• THE TASK:
Write out the material again word for word, dropping any images it holds.

[Stored data]
========
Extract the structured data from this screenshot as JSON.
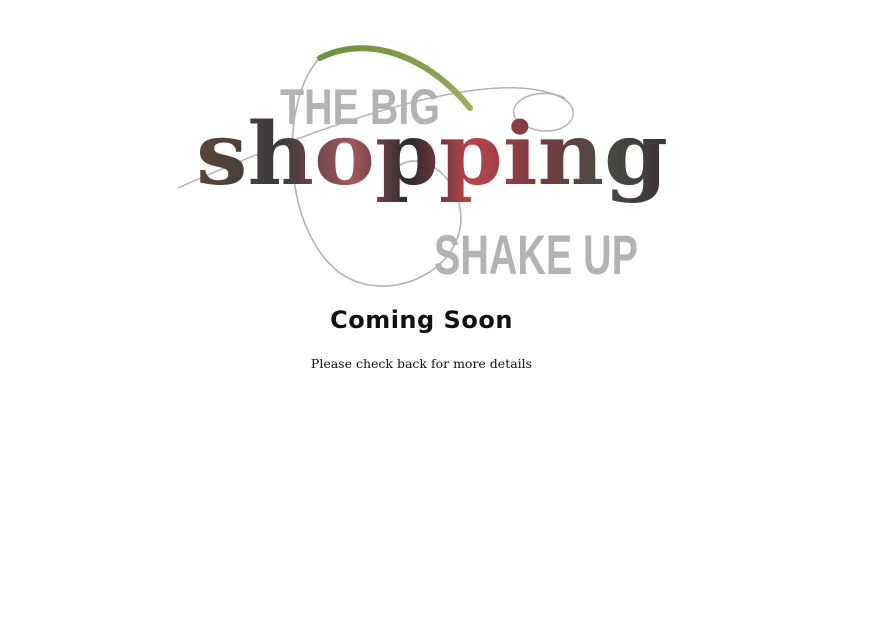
{
  "logo": {
    "line1": "THE BIG",
    "line2": "shopping",
    "line3": "SHAKE UP",
    "grey_color": "#b3b3b3"
  },
  "heading": "Coming Soon",
  "subtitle": "Please check back for more details"
}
========
• EXERCISE SOLUTION:
Extract the structured data from this screenshot as JSON.
{
  "logo": {
    "line1": "THE BIG",
    "line2": "shopping",
    "line3": "SHAKE UP",
    "grey_color": "#b3b3b3"
  },
  "heading": "Coming Soon",
  "subtitle": "Please check back for more details"
}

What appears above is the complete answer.